TASK A: Please reproduce the listing lines from the one containing "delete-button[interactable]: Delete bbox=[302, 76, 365, 98]" through the one containing "sidebar-item-label: Home bbox=[48, 172, 86, 188]", both included, and nothing else.

DOCUMENT SECTION:
▼

- Governing bodies: ICC (World) / ACC (Asia)
- Events: 2 (men: 1; women: 1)

Games
- 1951; 1954; 1958; 1962; 1966; 1970; 1974; 1978; 1982; 1986; 1990; 1994; 1998; 2002; 2006; 2010; 2014; 2018; 2022; 2026;
- Medalists;

= Cricket at the Asian Games =

Cricket has been an Asian Games event since the 2010 Asian Games, except at the 2018 Asian Games.

==History==
The last time cricket featured in a major multi-sport event was at the 1998 Commonwealth Games held in Kuala Lumpur, Malaysia. The gold medal was won on that occasion by South Africa, who defeated Australia by 4 wickets in the final with New Zealand winning the bronze medal. At a general meeting of the Olympic Council of Asia, held in Kuwait on 17 April 2007, it was announced that cricket would be included as a medal sport in the 2010 Asian Games to be held in Guangzhou. Matches would be played on a Twenty20, 20-overs per side format.

Following the announcement, Asian Cricket Council Chief Executive Syed Ashraful Huq said "Cricket will receive a major boost across Asia and in particular China, as a result of this enlightened decision. The Asian Cricket Council pledges its support to the Guangzhou games organizers in order to make the event a success."

▲

TASK B: According to the article on cricket at the Asian Games, which team won the gold medal at the 1998 Commonwealth Games?

MATERIALS PROVIDED:
▼

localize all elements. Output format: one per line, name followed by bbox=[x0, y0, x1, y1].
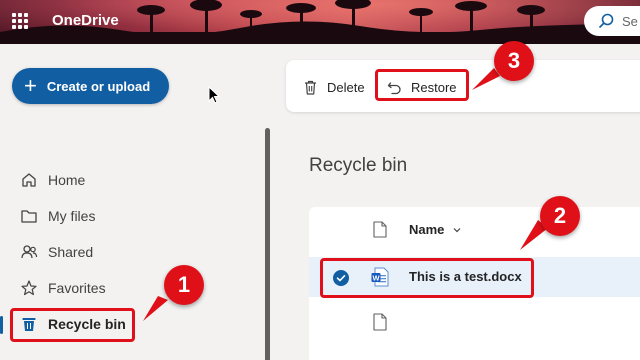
delete-button[interactable]: Delete bbox=[302, 76, 365, 98]
folder-icon bbox=[21, 210, 37, 223]
search-box[interactable]: Se bbox=[584, 6, 640, 36]
chevron-down-icon bbox=[453, 227, 461, 232]
star-icon bbox=[21, 280, 37, 296]
sidebar-item-label: Home bbox=[48, 172, 86, 188]
people-icon bbox=[21, 245, 38, 259]
step-badge-1: 1 bbox=[164, 265, 204, 305]
file-icon bbox=[373, 313, 387, 331]
delete-label: Delete bbox=[327, 79, 365, 95]
column-header-name-label: Name bbox=[409, 222, 445, 237]
column-header-name[interactable]: Name bbox=[409, 222, 464, 237]
sidebar-item-my-files[interactable]: My files bbox=[20, 204, 240, 228]
sidebar-item-label: Shared bbox=[48, 244, 94, 260]
sidebar-item-home[interactable]: Home bbox=[20, 168, 240, 192]
sidebar-item-favorites[interactable]: Favorites bbox=[20, 276, 240, 300]
search-placeholder: Se bbox=[622, 13, 638, 29]
app-launcher-icon[interactable] bbox=[12, 13, 28, 29]
create-or-upload-label: Create or upload bbox=[46, 78, 151, 94]
sidebar-item-shared[interactable]: Shared bbox=[20, 240, 240, 264]
active-nav-indicator bbox=[0, 316, 3, 334]
mouse-cursor-icon bbox=[208, 86, 220, 104]
app-brand[interactable]: OneDrive bbox=[52, 12, 119, 29]
highlight-file-row bbox=[320, 258, 534, 298]
app-header: OneDrive Se bbox=[0, 0, 640, 44]
list-header: Name bbox=[309, 207, 640, 253]
file-row[interactable] bbox=[309, 303, 640, 343]
plus-icon: + bbox=[24, 73, 37, 98]
highlight-restore-button bbox=[375, 69, 469, 101]
sidebar-item-label: Favorites bbox=[48, 280, 106, 296]
step-badge-3: 3 bbox=[494, 41, 534, 81]
highlight-recycle-bin bbox=[10, 308, 135, 342]
trash-icon bbox=[305, 80, 316, 95]
create-or-upload-button[interactable]: + Create or upload bbox=[12, 68, 169, 104]
sidebar-item-label: My files bbox=[48, 208, 96, 224]
home-icon bbox=[22, 173, 36, 187]
file-type-icon bbox=[373, 221, 387, 238]
search-icon bbox=[598, 13, 614, 29]
step-badge-2: 2 bbox=[540, 196, 580, 236]
pane-splitter[interactable] bbox=[265, 128, 270, 360]
page-title: Recycle bin bbox=[309, 155, 408, 176]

▲

CORRECT RESPONSE A:
delete-button[interactable]: Delete bbox=[302, 76, 365, 98]
folder-icon bbox=[21, 210, 37, 223]
search-box[interactable]: Se bbox=[584, 6, 640, 36]
chevron-down-icon bbox=[453, 227, 461, 232]
star-icon bbox=[21, 280, 37, 296]
sidebar-item-label: Home bbox=[48, 172, 86, 188]

CORRECT RESPONSE B: South Africa